§ **What the task asks**
In the entries, find all lines that hold the word "GAZP" and copy them.

§ **Available records**
++++++++++++++++++++
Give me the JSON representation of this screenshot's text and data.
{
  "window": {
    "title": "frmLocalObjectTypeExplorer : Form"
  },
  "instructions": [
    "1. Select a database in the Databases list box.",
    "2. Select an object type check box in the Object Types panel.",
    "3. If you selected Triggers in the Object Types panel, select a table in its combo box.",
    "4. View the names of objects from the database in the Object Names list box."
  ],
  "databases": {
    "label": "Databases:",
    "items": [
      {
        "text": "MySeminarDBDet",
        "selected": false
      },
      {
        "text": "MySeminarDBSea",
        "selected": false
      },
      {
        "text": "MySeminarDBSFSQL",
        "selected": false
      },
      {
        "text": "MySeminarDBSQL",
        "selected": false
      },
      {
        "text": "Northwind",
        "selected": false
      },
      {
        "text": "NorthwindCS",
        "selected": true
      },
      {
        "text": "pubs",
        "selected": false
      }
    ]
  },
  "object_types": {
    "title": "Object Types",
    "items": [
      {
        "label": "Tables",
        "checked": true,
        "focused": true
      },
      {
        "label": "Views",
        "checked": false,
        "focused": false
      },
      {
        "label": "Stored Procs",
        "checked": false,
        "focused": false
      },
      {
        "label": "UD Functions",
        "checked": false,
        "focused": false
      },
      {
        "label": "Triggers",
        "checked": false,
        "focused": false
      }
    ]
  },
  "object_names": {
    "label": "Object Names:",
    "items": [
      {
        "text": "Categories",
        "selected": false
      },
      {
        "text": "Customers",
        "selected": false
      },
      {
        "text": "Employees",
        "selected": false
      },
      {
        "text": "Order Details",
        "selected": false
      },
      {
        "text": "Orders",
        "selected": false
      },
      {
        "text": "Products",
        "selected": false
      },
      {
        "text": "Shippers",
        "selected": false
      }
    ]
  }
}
++++++++++++++++++++
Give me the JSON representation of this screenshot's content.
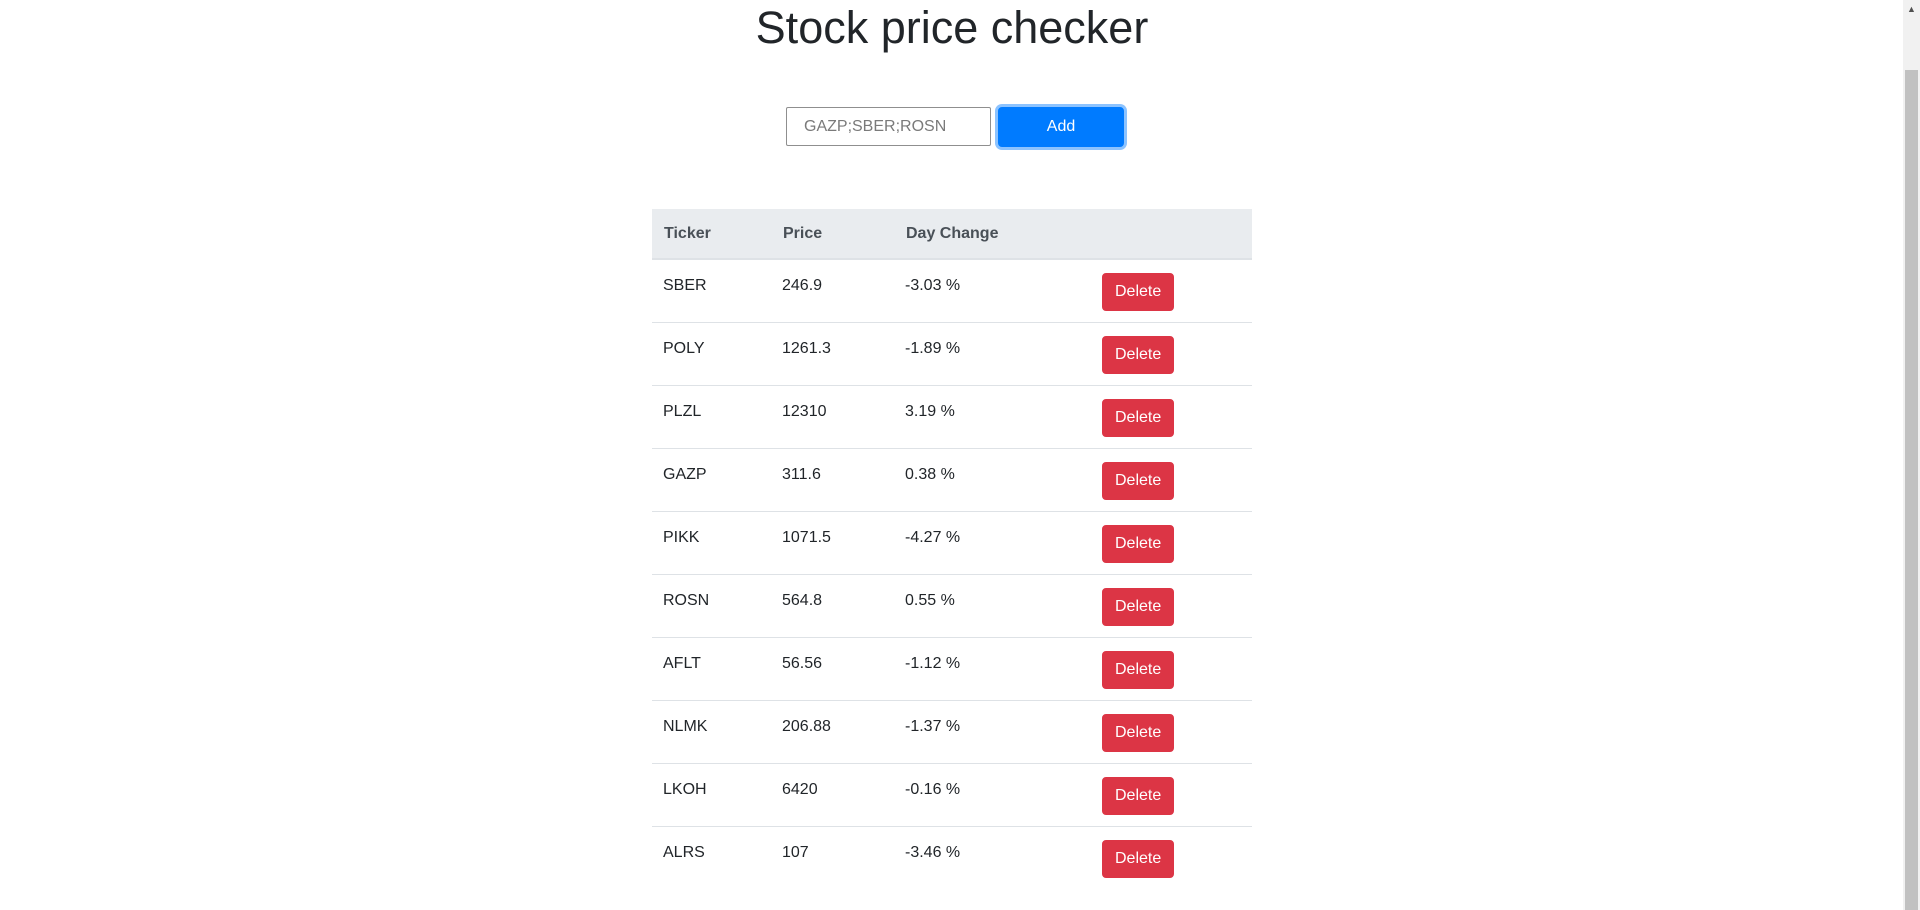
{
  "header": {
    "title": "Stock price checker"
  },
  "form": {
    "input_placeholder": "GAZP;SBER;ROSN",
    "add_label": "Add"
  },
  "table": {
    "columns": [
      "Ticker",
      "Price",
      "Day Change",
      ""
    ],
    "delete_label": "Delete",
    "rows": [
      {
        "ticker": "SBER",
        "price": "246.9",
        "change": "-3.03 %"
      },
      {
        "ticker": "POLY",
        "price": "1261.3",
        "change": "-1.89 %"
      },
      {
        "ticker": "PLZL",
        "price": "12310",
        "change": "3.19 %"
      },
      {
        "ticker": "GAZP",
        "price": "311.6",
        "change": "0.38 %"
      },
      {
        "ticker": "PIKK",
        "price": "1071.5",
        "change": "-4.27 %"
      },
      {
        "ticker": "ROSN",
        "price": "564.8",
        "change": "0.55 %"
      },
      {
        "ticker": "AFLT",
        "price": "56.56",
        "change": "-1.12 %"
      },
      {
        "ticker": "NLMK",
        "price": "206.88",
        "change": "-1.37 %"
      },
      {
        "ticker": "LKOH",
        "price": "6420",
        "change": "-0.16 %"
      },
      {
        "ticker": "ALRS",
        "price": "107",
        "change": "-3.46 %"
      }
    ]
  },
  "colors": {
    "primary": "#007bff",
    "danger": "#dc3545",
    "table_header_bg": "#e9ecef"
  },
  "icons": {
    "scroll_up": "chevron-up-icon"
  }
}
++++++++++++++++++++
§ **Exercise result**
    "input_placeholder": "GAZP;SBER;ROSN",
        "ticker": "GAZP",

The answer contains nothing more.